● Entries shown:
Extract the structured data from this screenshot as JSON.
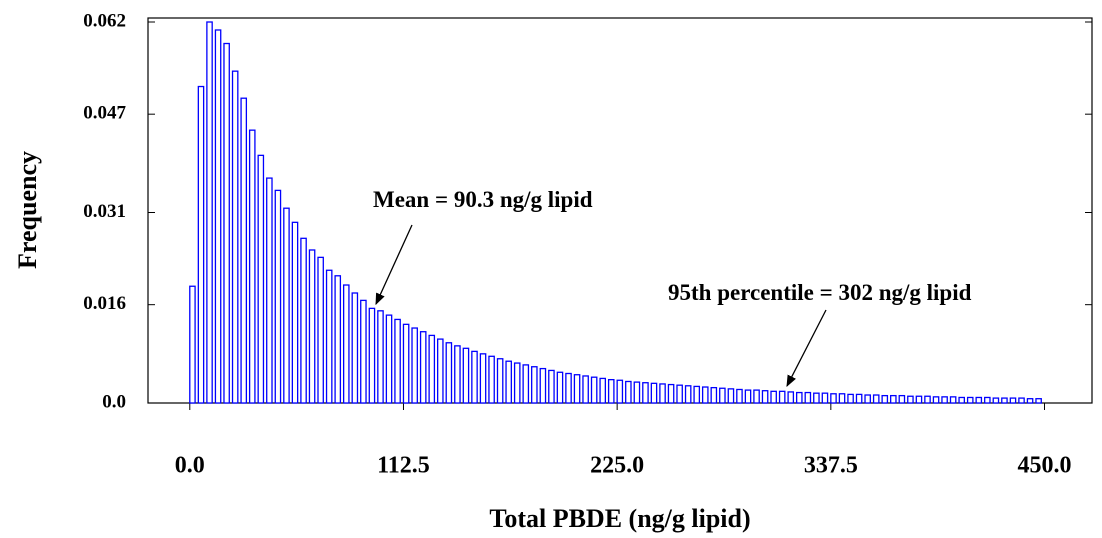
{
  "chart_data": {
    "type": "histogram",
    "xlabel": "Total PBDE (ng/g lipid)",
    "ylabel": "Frequency",
    "bins": [
      0,
      4.5,
      9,
      13.5,
      18,
      22.5,
      27,
      31.5,
      36,
      40.5,
      45,
      49.5,
      54,
      58.5,
      63,
      67.5,
      72,
      76.5,
      81,
      85.5,
      90,
      94.5,
      99,
      103.5,
      108,
      112.5,
      117,
      121.5,
      126,
      130.5,
      135,
      139.5,
      144,
      148.5,
      153,
      157.5,
      162,
      166.5,
      171,
      175.5,
      180,
      184.5,
      189,
      193.5,
      198,
      202.5,
      207,
      211.5,
      216,
      220.5,
      225,
      229.5,
      234,
      238.5,
      243,
      247.5,
      252,
      256.5,
      261,
      265.5,
      270,
      274.5,
      279,
      283.5,
      288,
      292.5,
      297,
      301.5,
      306,
      310.5,
      315,
      319.5,
      324,
      328.5,
      333,
      337.5,
      342,
      346.5,
      351,
      355.5,
      360,
      364.5,
      369,
      373.5,
      378,
      382.5,
      387,
      391.5,
      396,
      400.5,
      405,
      409.5,
      414,
      418.5,
      423,
      427.5,
      432,
      436.5,
      441,
      445.5,
      450
    ],
    "values": [
      0.019,
      0.0515,
      0.062,
      0.0607,
      0.0585,
      0.054,
      0.0496,
      0.0444,
      0.0403,
      0.0366,
      0.0346,
      0.0317,
      0.0294,
      0.0268,
      0.0249,
      0.0237,
      0.0216,
      0.0207,
      0.0192,
      0.0179,
      0.0167,
      0.0154,
      0.015,
      0.0143,
      0.0136,
      0.0128,
      0.0122,
      0.0116,
      0.011,
      0.0104,
      0.0098,
      0.0093,
      0.0089,
      0.0084,
      0.008,
      0.0076,
      0.0072,
      0.0068,
      0.0065,
      0.0062,
      0.0059,
      0.0056,
      0.0053,
      0.005,
      0.0048,
      0.0046,
      0.0044,
      0.0042,
      0.004,
      0.0038,
      0.0037,
      0.0035,
      0.0034,
      0.0033,
      0.0032,
      0.0031,
      0.003,
      0.0029,
      0.0028,
      0.0027,
      0.0026,
      0.0025,
      0.0024,
      0.0023,
      0.0022,
      0.0021,
      0.0021,
      0.002,
      0.0019,
      0.0019,
      0.0018,
      0.0017,
      0.0017,
      0.0016,
      0.0016,
      0.0015,
      0.0015,
      0.0014,
      0.0014,
      0.0013,
      0.0013,
      0.0012,
      0.0012,
      0.0012,
      0.0011,
      0.0011,
      0.0011,
      0.001,
      0.001,
      0.001,
      0.0009,
      0.0009,
      0.0009,
      0.0009,
      0.0008,
      0.0008,
      0.0008,
      0.0008,
      0.0007,
      0.0007
    ],
    "color": "#0000ff",
    "xlim": [
      -22,
      475
    ],
    "xticks": [
      {
        "value": 0,
        "label": "0.0"
      },
      112.5,
      {
        "value": 225,
        "label": "225.0"
      },
      337.5,
      {
        "value": 450,
        "label": "450.0"
      }
    ],
    "ylim": [
      0,
      0.062
    ],
    "yticks": [
      {
        "value": 0,
        "label": "0.0"
      },
      0.016,
      0.031,
      0.047,
      0.062
    ],
    "annotations": [
      "Mean = 90.3 ng/g lipid",
      "95th percentile = 302 ng/g lipid"
    ]
  }
}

● What the task requires: Identify and copy the lines holding the word "lipid".

● Correct response:
    "xlabel": "Total PBDE (ng/g lipid)",
      "Mean = 90.3 ng/g lipid",
      "95th percentile = 302 ng/g lipid"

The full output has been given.